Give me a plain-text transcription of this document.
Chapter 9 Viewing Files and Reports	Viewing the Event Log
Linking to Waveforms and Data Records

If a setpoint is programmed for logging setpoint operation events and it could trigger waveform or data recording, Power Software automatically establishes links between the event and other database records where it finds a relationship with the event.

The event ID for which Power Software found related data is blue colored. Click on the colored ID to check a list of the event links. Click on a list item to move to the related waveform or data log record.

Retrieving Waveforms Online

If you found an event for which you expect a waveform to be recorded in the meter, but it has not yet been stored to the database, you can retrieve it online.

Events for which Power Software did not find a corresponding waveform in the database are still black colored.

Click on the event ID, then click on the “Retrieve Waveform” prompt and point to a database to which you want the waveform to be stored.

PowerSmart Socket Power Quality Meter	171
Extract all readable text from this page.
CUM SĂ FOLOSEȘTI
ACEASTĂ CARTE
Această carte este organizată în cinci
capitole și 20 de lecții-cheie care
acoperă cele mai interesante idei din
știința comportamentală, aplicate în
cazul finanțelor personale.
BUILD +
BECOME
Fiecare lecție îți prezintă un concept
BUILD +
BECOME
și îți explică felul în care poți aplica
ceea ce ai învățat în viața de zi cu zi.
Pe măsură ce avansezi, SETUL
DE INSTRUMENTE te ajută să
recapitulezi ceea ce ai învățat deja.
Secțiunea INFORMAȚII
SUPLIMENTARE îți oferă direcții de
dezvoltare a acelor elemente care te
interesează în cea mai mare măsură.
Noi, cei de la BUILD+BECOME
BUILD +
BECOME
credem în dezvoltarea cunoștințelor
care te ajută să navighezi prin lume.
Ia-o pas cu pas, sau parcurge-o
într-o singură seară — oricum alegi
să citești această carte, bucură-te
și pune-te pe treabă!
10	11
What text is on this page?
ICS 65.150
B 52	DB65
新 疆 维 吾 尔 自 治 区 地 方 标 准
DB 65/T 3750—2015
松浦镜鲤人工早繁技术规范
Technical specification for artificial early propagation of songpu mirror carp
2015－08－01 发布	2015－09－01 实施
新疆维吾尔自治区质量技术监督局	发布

#### [EXERCISE REQUIREMENTS]
Reproduce the listing in full. Keep it exactly as written.

#### [OUTPUT]
Give me a plain-text transcription of this document.
Chapter 9 Viewing Files and Reports	Viewing the Event Log
Linking to Waveforms and Data Records

If a setpoint is programmed for logging setpoint operation events and it could trigger waveform or data recording, Power Software automatically establishes links between the event and other database records where it finds a relationship with the event.

The event ID for which Power Software found related data is blue colored. Click on the colored ID to check a list of the event links. Click on a list item to move to the related waveform or data log record.

Retrieving Waveforms Online

If you found an event for which you expect a waveform to be recorded in the meter, but it has not yet been stored to the database, you can retrieve it online.

Events for which Power Software did not find a corresponding waveform in the database are still black colored.

Click on the event ID, then click on the “Retrieve Waveform” prompt and point to a database to which you want the waveform to be stored.

PowerSmart Socket Power Quality Meter	171
Extract all readable text from this page.
CUM SĂ FOLOSEȘTI
ACEASTĂ CARTE
Această carte este organizată în cinci
capitole și 20 de lecții-cheie care
acoperă cele mai interesante idei din
știința comportamentală, aplicate în
cazul finanțelor personale.
BUILD +
BECOME
Fiecare lecție îți prezintă un concept
BUILD +
BECOME
și îți explică felul în care poți aplica
ceea ce ai învățat în viața de zi cu zi.
Pe măsură ce avansezi, SETUL
DE INSTRUMENTE te ajută să
recapitulezi ceea ce ai învățat deja.
Secțiunea INFORMAȚII
SUPLIMENTARE îți oferă direcții de
dezvoltare a acelor elemente care te
interesează în cea mai mare măsură.
Noi, cei de la BUILD+BECOME
BUILD +
BECOME
credem în dezvoltarea cunoștințelor
care te ajută să navighezi prin lume.
Ia-o pas cu pas, sau parcurge-o
într-o singură seară — oricum alegi
să citești această carte, bucură-te
și pune-te pe treabă!
10	11
What text is on this page?
ICS 65.150
B 52	DB65
新 疆 维 吾 尔 自 治 区 地 方 标 准
DB 65/T 3750—2015
松浦镜鲤人工早繁技术规范
Technical specification for artificial early propagation of songpu mirror carp
2015－08－01 发布	2015－09－01 实施
新疆维吾尔自治区质量技术监督局	发布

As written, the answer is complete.